Reproduce the data in its entirety, exactly as supplied.

(Extracted records)
######

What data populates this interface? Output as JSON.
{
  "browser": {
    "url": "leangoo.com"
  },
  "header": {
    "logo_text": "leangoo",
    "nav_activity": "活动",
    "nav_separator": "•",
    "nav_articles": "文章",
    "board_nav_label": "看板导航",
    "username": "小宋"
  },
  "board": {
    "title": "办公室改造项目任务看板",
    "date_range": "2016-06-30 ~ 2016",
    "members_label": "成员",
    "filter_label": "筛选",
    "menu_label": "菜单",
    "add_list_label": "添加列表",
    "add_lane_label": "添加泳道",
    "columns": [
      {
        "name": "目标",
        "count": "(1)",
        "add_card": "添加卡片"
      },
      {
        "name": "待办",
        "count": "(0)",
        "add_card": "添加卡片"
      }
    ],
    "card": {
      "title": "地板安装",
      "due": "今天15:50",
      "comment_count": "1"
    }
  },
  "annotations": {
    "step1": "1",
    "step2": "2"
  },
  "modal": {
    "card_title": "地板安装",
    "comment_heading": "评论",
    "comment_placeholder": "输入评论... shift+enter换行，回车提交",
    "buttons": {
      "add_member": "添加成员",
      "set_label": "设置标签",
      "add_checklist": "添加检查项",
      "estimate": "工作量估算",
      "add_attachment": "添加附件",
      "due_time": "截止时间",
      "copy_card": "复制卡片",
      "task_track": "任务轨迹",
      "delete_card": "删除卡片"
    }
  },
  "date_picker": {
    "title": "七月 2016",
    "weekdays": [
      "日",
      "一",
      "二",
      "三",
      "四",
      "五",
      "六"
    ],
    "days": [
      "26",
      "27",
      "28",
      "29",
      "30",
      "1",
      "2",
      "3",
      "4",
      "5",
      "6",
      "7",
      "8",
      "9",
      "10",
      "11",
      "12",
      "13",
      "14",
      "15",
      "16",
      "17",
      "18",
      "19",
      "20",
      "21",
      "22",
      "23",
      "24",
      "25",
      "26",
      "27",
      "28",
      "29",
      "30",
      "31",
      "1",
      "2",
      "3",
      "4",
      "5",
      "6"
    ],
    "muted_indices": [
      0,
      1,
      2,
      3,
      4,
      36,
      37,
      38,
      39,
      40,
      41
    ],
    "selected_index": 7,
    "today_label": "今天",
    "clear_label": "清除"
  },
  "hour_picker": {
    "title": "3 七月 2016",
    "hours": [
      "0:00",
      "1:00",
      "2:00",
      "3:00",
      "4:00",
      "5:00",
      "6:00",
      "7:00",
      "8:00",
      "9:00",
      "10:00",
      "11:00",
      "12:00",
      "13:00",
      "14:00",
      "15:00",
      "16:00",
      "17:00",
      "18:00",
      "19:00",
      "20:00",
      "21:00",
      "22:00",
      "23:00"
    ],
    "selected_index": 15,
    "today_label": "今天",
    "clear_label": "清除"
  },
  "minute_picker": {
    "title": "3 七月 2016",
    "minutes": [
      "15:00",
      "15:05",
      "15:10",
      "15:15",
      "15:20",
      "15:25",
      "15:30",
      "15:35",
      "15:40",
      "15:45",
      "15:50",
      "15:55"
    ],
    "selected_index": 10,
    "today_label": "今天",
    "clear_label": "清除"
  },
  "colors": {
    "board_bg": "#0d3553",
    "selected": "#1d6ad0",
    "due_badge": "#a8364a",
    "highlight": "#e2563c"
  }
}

######

RESULT:
What data populates this interface? Output as JSON.
{
  "browser": {
    "url": "leangoo.com"
  },
  "header": {
    "logo_text": "leangoo",
    "nav_activity": "活动",
    "nav_separator": "•",
    "nav_articles": "文章",
    "board_nav_label": "看板导航",
    "username": "小宋"
  },
  "board": {
    "title": "办公室改造项目任务看板",
    "date_range": "2016-06-30 ~ 2016",
    "members_label": "成员",
    "filter_label": "筛选",
    "menu_label": "菜单",
    "add_list_label": "添加列表",
    "add_lane_label": "添加泳道",
    "columns": [
      {
        "name": "目标",
        "count": "(1)",
        "add_card": "添加卡片"
      },
      {
        "name": "待办",
        "count": "(0)",
        "add_card": "添加卡片"
      }
    ],
    "card": {
      "title": "地板安装",
      "due": "今天15:50",
      "comment_count": "1"
    }
  },
  "annotations": {
    "step1": "1",
    "step2": "2"
  },
  "modal": {
    "card_title": "地板安装",
    "comment_heading": "评论",
    "comment_placeholder": "输入评论... shift+enter换行，回车提交",
    "buttons": {
      "add_member": "添加成员",
      "set_label": "设置标签",
      "add_checklist": "添加检查项",
      "estimate": "工作量估算",
      "add_attachment": "添加附件",
      "due_time": "截止时间",
      "copy_card": "复制卡片",
      "task_track": "任务轨迹",
      "delete_card": "删除卡片"
    }
  },
  "date_picker": {
    "title": "七月 2016",
    "weekdays": [
      "日",
      "一",
      "二",
      "三",
      "四",
      "五",
      "六"
    ],
    "days": [
      "26",
      "27",
      "28",
      "29",
      "30",
      "1",
      "2",
      "3",
      "4",
      "5",
      "6",
      "7",
      "8",
      "9",
      "10",
      "11",
      "12",
      "13",
      "14",
      "15",
      "16",
      "17",
      "18",
      "19",
      "20",
      "21",
      "22",
      "23",
      "24",
      "25",
      "26",
      "27",
      "28",
      "29",
      "30",
      "31",
      "1",
      "2",
      "3",
      "4",
      "5",
      "6"
    ],
    "muted_indices": [
      0,
      1,
      2,
      3,
      4,
      36,
      37,
      38,
      39,
      40,
      41
    ],
    "selected_index": 7,
    "today_label": "今天",
    "clear_label": "清除"
  },
  "hour_picker": {
    "title": "3 七月 2016",
    "hours": [
      "0:00",
      "1:00",
      "2:00",
      "3:00",
      "4:00",
      "5:00",
      "6:00",
      "7:00",
      "8:00",
      "9:00",
      "10:00",
      "11:00",
      "12:00",
      "13:00",
      "14:00",
      "15:00",
      "16:00",
      "17:00",
      "18:00",
      "19:00",
      "20:00",
      "21:00",
      "22:00",
      "23:00"
    ],
    "selected_index": 15,
    "today_label": "今天",
    "clear_label": "清除"
  },
  "minute_picker": {
    "title": "3 七月 2016",
    "minutes": [
      "15:00",
      "15:05",
      "15:10",
      "15:15",
      "15:20",
      "15:25",
      "15:30",
      "15:35",
      "15:40",
      "15:45",
      "15:50",
      "15:55"
    ],
    "selected_index": 10,
    "today_label": "今天",
    "clear_label": "清除"
  },
  "colors": {
    "board_bg": "#0d3553",
    "selected": "#1d6ad0",
    "due_badge": "#a8364a",
    "highlight": "#e2563c"
  }
}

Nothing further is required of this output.